Directions
From the entries that follow, gather each line holding the word "material".

Data for this task
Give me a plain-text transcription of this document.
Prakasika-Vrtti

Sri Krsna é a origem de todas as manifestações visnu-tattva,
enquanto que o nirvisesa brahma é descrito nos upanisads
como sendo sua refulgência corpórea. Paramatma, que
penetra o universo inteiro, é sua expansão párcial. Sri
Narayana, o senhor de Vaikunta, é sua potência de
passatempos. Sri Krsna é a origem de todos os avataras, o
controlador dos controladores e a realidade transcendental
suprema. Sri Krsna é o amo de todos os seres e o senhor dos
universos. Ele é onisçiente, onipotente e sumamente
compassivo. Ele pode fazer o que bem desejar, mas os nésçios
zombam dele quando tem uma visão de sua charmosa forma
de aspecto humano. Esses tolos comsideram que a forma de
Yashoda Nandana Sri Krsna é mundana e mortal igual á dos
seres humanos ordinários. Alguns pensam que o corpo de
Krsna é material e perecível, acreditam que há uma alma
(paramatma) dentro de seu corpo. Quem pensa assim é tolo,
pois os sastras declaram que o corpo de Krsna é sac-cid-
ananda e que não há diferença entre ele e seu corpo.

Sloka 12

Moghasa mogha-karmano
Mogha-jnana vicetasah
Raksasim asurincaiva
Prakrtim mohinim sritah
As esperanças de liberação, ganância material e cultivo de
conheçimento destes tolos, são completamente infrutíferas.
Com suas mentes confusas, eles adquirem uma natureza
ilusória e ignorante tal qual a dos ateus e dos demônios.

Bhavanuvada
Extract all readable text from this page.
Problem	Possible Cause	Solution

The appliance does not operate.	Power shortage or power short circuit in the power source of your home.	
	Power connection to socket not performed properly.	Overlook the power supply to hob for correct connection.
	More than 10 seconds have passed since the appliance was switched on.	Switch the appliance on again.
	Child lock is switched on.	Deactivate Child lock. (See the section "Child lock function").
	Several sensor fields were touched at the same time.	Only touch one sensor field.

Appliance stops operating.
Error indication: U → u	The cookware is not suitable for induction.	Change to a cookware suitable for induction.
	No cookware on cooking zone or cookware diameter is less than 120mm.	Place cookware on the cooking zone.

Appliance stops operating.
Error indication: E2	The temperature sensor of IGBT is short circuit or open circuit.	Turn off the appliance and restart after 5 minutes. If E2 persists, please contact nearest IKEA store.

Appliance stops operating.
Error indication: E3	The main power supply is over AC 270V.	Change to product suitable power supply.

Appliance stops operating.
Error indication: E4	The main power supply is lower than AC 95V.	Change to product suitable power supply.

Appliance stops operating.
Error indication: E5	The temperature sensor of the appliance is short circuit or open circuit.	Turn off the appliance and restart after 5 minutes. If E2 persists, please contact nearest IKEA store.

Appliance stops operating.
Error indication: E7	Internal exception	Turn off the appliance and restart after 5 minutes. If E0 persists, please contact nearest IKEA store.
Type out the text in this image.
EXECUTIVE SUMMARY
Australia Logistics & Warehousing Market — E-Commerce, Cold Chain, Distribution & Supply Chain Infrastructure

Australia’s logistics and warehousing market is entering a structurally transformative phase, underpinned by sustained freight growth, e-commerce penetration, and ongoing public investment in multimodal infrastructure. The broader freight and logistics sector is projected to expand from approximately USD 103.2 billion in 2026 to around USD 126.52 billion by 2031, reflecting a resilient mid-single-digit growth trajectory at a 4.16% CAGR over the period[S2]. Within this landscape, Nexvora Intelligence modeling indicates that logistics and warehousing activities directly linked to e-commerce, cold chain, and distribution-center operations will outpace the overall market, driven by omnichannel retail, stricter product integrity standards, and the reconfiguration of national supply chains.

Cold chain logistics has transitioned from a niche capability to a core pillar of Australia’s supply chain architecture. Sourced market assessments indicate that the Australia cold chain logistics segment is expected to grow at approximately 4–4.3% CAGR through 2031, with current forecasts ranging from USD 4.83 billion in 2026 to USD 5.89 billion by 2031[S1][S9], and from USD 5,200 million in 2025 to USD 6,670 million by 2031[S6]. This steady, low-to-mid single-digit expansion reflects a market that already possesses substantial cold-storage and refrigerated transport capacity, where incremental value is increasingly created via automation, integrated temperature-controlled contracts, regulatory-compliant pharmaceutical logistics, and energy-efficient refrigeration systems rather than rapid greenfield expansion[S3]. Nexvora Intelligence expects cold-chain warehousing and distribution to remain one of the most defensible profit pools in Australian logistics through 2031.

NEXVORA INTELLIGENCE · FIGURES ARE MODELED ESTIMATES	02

Response
Krsna é material e perecível, acreditam que há uma alma
As esperanças de liberação, ganância material e cultivo de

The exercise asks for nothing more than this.